Your instructions: Pull out from the material below all lines with "közoktatásról".
===== Recorded data =====
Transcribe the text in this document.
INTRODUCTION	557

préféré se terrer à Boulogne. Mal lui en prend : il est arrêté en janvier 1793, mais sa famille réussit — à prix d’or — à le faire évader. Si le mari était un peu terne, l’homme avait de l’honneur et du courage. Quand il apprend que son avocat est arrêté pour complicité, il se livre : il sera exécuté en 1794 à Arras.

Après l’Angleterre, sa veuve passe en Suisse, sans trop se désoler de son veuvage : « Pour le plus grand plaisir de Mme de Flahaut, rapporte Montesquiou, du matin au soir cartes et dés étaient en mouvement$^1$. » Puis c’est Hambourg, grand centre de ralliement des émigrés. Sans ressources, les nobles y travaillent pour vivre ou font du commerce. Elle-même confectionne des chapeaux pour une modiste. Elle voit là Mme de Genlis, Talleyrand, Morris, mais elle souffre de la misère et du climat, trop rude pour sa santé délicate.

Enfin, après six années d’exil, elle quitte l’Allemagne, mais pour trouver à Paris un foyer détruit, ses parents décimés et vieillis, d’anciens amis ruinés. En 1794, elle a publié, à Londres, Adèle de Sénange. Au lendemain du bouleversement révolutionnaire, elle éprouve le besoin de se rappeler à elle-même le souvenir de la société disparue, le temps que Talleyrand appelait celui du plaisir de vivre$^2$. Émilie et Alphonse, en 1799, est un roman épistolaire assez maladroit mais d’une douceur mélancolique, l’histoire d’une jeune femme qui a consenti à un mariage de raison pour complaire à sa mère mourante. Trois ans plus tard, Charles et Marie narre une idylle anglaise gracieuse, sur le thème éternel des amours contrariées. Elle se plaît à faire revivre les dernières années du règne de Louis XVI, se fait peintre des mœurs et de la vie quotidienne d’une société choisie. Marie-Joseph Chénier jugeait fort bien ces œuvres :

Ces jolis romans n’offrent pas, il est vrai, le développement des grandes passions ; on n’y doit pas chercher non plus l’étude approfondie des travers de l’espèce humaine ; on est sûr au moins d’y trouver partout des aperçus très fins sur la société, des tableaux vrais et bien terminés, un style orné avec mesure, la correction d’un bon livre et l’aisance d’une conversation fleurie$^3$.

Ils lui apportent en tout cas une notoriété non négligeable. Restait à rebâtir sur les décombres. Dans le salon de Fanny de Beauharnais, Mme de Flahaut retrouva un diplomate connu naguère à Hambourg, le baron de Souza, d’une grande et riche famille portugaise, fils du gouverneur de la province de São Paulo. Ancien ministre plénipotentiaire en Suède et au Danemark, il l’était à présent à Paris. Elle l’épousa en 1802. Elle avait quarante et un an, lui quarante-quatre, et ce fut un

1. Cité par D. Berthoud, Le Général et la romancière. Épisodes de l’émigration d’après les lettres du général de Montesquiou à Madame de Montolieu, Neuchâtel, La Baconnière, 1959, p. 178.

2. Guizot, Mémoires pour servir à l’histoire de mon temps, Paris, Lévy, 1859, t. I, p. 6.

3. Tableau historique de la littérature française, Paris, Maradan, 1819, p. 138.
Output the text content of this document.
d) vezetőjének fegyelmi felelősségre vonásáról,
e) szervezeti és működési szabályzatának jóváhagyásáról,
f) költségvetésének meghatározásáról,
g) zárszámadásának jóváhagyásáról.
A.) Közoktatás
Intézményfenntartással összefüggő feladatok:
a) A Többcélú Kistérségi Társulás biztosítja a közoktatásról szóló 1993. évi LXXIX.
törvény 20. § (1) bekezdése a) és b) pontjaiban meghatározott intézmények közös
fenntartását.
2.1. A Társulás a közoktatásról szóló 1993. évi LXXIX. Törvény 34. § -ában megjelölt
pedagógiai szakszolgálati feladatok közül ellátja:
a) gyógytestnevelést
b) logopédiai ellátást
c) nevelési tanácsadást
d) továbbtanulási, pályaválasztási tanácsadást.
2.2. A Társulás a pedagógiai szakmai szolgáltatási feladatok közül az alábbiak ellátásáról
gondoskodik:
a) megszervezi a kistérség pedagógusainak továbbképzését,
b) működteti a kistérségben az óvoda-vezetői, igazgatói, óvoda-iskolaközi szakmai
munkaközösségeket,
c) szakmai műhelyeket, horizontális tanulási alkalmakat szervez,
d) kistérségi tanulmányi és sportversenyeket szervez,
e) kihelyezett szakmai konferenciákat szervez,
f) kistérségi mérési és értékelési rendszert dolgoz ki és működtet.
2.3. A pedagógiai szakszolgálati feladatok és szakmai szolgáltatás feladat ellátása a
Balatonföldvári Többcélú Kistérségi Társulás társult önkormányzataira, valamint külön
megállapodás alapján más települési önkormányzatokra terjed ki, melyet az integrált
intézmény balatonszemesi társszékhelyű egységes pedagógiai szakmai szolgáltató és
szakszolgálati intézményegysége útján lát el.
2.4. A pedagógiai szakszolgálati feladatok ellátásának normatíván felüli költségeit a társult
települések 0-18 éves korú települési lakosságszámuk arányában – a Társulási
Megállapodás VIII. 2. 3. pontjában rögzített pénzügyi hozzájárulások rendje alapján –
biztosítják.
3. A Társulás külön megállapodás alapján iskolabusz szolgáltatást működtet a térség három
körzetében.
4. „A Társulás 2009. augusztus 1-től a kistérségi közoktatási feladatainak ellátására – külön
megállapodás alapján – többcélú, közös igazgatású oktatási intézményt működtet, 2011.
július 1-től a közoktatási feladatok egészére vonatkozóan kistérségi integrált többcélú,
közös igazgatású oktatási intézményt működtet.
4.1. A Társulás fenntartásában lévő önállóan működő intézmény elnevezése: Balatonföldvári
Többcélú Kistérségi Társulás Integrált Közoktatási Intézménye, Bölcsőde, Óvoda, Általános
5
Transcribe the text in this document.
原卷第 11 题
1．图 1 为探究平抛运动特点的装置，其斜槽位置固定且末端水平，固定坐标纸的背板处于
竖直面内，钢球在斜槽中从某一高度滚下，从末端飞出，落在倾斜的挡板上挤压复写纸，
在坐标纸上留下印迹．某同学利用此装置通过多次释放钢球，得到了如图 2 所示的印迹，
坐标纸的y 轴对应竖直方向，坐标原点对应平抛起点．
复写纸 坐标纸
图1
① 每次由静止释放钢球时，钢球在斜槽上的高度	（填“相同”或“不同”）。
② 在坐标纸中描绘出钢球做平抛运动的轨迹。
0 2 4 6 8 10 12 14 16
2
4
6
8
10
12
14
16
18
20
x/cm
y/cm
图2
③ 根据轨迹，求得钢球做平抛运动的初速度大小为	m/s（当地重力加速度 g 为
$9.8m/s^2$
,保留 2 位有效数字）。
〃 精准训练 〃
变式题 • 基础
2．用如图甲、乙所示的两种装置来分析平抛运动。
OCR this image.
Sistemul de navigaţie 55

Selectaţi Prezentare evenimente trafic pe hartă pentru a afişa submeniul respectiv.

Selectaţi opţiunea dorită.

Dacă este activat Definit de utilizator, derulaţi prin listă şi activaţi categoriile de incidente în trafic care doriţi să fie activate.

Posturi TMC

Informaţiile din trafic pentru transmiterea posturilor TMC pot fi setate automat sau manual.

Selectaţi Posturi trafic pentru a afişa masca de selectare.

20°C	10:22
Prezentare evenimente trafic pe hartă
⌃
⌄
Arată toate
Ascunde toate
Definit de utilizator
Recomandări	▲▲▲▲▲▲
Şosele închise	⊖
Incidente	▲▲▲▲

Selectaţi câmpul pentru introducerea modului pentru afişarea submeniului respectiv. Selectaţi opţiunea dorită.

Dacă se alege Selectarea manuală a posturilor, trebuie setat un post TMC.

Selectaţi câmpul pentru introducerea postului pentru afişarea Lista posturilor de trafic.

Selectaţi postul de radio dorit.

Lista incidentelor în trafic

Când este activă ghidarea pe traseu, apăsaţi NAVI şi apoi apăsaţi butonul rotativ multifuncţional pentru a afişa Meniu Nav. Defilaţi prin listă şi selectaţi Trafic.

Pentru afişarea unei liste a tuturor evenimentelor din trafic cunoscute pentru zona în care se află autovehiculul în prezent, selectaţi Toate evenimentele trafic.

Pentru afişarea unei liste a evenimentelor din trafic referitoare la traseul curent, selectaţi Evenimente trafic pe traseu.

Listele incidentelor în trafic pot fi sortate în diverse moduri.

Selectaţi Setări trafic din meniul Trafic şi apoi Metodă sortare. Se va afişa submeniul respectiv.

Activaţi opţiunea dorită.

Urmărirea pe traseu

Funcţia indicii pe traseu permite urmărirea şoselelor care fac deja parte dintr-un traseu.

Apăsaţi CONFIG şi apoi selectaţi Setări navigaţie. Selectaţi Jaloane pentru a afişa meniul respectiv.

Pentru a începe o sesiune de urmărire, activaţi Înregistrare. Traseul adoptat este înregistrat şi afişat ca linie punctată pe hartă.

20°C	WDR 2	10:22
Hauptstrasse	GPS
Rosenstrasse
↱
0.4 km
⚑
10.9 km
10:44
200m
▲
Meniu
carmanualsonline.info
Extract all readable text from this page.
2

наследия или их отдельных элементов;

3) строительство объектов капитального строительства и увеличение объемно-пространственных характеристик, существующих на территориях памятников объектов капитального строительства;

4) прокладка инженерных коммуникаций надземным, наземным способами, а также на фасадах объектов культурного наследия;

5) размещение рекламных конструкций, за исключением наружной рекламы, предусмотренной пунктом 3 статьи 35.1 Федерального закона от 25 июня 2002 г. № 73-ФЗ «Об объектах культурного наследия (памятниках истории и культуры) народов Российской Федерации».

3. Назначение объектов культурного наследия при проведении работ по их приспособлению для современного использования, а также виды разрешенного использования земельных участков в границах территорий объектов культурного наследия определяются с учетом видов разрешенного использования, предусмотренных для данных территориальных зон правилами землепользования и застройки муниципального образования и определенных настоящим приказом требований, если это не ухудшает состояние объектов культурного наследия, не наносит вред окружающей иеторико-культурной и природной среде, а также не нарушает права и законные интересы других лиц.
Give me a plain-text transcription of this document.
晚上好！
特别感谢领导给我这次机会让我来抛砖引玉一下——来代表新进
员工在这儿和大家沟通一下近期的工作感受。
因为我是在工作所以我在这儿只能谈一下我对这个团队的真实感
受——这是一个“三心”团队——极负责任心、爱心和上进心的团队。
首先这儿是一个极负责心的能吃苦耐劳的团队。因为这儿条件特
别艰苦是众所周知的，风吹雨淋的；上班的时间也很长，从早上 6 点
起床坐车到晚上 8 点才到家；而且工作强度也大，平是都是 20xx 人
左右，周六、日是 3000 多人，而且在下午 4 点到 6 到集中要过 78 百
=====
Answer to this problem:
a) A Többcélú Kistérségi Társulás biztosítja a közoktatásról szóló 1993. évi LXXIX.
2.1. A Társulás a közoktatásról szóló 1993. évi LXXIX. Törvény 34. § -ában megjelölt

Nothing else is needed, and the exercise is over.